= What this task involves =
Filter the listing below, copying every line in which the word "more" appears.

= Records for processing =

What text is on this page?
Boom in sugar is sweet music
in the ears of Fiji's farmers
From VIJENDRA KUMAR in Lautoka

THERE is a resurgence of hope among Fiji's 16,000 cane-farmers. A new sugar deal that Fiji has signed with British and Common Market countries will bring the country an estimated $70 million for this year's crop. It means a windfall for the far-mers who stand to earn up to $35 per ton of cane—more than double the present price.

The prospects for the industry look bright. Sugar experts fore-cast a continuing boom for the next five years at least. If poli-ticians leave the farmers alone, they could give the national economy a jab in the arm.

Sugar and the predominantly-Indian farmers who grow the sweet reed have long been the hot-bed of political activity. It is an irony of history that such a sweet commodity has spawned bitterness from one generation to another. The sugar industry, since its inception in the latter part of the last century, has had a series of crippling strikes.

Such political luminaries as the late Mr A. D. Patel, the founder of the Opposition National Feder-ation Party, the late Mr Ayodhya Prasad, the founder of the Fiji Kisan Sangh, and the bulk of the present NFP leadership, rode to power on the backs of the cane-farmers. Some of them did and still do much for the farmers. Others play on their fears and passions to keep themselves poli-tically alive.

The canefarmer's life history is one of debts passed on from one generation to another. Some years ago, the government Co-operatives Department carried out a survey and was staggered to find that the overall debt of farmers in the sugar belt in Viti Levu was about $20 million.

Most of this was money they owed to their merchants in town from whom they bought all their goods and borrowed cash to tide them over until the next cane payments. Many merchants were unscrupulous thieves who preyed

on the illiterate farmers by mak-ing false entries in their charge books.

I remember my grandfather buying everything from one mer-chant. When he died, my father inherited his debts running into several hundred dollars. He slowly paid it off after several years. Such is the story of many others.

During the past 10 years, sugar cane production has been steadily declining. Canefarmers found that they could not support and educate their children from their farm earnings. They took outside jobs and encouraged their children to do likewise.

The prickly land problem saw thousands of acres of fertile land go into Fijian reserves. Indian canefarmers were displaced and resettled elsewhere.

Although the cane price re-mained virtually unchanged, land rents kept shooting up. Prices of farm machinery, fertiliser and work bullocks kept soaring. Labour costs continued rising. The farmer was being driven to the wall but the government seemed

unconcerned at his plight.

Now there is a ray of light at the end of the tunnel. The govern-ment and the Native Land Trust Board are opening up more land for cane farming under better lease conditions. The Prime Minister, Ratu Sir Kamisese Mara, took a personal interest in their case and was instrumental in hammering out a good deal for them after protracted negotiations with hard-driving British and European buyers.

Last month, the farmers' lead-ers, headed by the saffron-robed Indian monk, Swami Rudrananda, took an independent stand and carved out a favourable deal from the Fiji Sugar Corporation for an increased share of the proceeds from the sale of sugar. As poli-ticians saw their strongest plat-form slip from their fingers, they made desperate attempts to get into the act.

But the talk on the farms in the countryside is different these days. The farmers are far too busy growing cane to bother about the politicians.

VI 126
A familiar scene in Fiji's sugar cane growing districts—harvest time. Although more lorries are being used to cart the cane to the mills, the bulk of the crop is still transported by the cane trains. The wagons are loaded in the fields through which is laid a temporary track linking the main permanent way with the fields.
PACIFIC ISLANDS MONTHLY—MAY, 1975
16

= Solution for this task =
THERE is a resurgence of hope among Fiji's 16,000 cane-farmers. A new sugar deal that Fiji has signed with British and Common Market countries will bring the country an estimated $70 million for this year's crop. It means a windfall for the far-mers who stand to earn up to $35 per ton of cane—more than double the present price.
Now there is a ray of light at the end of the tunnel. The govern-ment and the Native Land Trust Board are opening up more land for cane farming under better lease conditions. The Prime Minister, Ratu Sir Kamisese Mara, took a personal interest in their case and was instrumental in hammering out a good deal for them after protracted negotiations with hard-driving British and European buyers.
A familiar scene in Fiji's sugar cane growing districts—harvest time. Although more lorries are being used to cart the cane to the mills, the bulk of the crop is still transported by the cane trains. The wagons are loaded in the fields through which is laid a temporary track linking the main permanent way with the fields.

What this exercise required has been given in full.